--- RECORD EXCERPTS ---

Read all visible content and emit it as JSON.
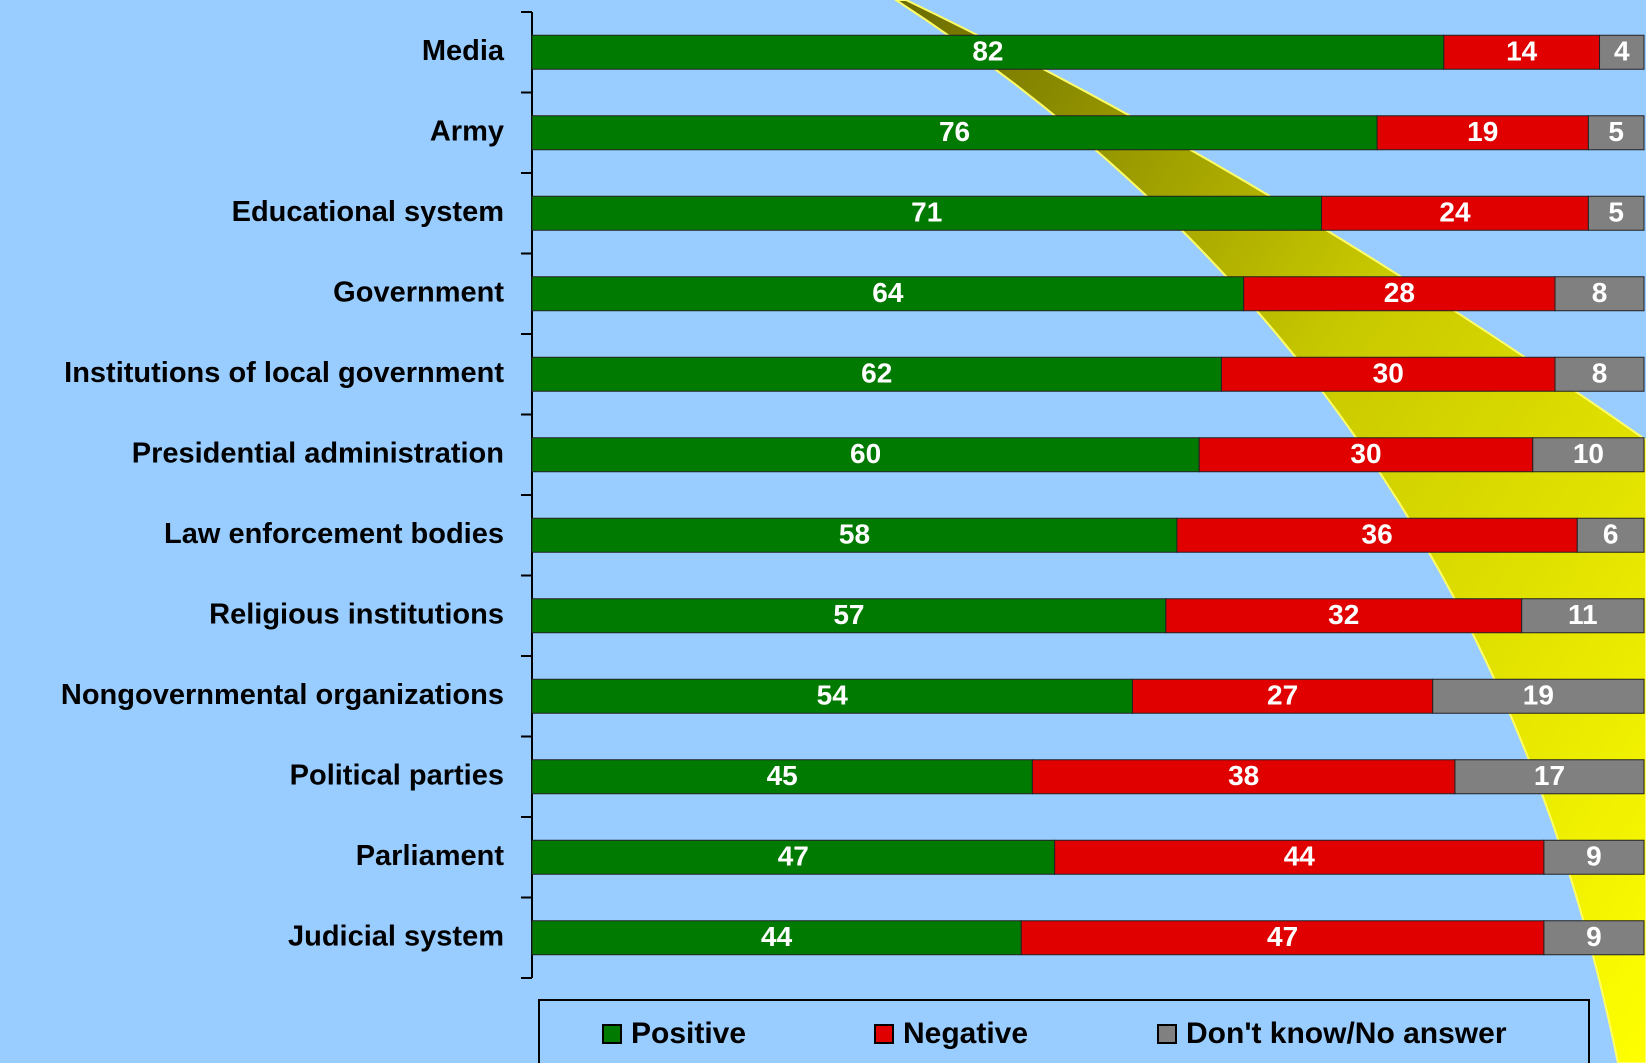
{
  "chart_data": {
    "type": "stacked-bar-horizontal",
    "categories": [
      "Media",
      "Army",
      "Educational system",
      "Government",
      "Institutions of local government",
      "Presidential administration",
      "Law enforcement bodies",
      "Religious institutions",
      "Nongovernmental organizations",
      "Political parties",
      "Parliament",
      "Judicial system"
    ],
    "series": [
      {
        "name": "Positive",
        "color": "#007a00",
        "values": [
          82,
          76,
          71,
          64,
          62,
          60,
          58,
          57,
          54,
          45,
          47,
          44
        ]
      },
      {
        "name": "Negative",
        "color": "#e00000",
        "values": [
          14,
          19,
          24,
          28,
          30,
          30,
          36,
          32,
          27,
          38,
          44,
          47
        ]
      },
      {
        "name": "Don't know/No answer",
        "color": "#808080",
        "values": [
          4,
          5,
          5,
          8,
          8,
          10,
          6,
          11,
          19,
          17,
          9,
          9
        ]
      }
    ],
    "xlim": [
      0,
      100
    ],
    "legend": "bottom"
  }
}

---
--- RECORD EXCERPTS ---

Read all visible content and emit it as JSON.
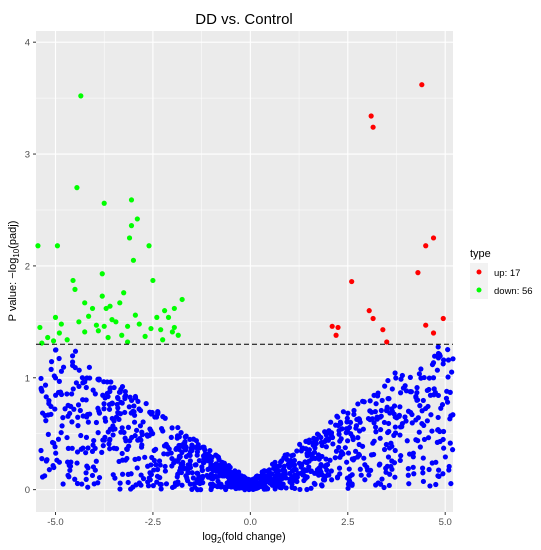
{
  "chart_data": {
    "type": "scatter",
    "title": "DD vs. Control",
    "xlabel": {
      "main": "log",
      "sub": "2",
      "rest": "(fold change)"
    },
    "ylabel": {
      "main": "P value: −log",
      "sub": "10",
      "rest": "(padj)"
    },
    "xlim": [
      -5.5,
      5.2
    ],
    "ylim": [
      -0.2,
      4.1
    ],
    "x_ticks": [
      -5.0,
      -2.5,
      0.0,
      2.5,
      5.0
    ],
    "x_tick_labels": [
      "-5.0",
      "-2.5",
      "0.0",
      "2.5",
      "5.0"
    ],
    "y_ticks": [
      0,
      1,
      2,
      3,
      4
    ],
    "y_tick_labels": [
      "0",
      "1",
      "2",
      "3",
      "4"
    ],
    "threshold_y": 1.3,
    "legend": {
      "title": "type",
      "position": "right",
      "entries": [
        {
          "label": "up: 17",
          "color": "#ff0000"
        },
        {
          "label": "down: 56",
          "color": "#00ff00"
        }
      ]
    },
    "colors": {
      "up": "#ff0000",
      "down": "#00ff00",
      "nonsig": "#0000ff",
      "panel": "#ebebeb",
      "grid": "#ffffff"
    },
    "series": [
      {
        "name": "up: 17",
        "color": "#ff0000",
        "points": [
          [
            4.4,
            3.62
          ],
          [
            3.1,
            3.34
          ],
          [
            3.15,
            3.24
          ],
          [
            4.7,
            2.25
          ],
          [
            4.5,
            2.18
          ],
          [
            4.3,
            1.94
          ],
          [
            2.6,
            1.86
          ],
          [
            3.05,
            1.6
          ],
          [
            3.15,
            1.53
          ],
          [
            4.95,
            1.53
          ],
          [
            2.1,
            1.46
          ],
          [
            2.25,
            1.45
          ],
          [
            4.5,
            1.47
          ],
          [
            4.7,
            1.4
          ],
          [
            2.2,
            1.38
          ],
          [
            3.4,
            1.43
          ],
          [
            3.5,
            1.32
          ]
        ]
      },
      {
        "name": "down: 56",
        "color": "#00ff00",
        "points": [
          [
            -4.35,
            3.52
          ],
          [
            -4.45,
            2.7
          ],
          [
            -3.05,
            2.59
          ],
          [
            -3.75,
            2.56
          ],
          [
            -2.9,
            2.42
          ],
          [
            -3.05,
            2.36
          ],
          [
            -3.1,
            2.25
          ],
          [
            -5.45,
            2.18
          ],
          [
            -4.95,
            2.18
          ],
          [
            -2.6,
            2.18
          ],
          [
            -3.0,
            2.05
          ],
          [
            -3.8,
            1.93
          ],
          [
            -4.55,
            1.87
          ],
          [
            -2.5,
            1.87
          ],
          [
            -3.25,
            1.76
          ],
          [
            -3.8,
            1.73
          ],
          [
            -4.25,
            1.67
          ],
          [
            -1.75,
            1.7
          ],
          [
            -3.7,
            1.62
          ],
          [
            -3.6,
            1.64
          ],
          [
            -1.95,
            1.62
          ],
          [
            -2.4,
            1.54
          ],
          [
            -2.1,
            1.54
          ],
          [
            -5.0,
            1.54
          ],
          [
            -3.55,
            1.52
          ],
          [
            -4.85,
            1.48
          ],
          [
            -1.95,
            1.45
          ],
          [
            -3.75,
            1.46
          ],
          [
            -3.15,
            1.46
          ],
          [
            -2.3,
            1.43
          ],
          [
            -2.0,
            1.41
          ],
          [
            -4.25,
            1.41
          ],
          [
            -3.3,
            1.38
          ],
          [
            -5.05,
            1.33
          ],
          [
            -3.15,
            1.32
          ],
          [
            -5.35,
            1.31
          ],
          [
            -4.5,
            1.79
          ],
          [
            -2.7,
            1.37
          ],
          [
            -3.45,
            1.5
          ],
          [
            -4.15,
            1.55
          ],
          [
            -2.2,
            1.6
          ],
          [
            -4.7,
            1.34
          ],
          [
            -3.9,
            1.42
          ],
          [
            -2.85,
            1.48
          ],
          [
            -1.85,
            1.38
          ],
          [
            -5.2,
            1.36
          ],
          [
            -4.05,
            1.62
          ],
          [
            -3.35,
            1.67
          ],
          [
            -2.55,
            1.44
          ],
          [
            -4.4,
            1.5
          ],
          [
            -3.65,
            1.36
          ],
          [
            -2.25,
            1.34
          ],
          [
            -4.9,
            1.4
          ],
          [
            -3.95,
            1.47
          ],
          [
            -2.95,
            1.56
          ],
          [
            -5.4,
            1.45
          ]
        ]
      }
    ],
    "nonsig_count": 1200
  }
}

---

▶ _THE PROBLEM_: List each line holding the string "type".

▶ _ANSWER TO THE TASK_:
    "type": "stacked-bar-horizontal",
    "type": "scatter",
      "title": "type",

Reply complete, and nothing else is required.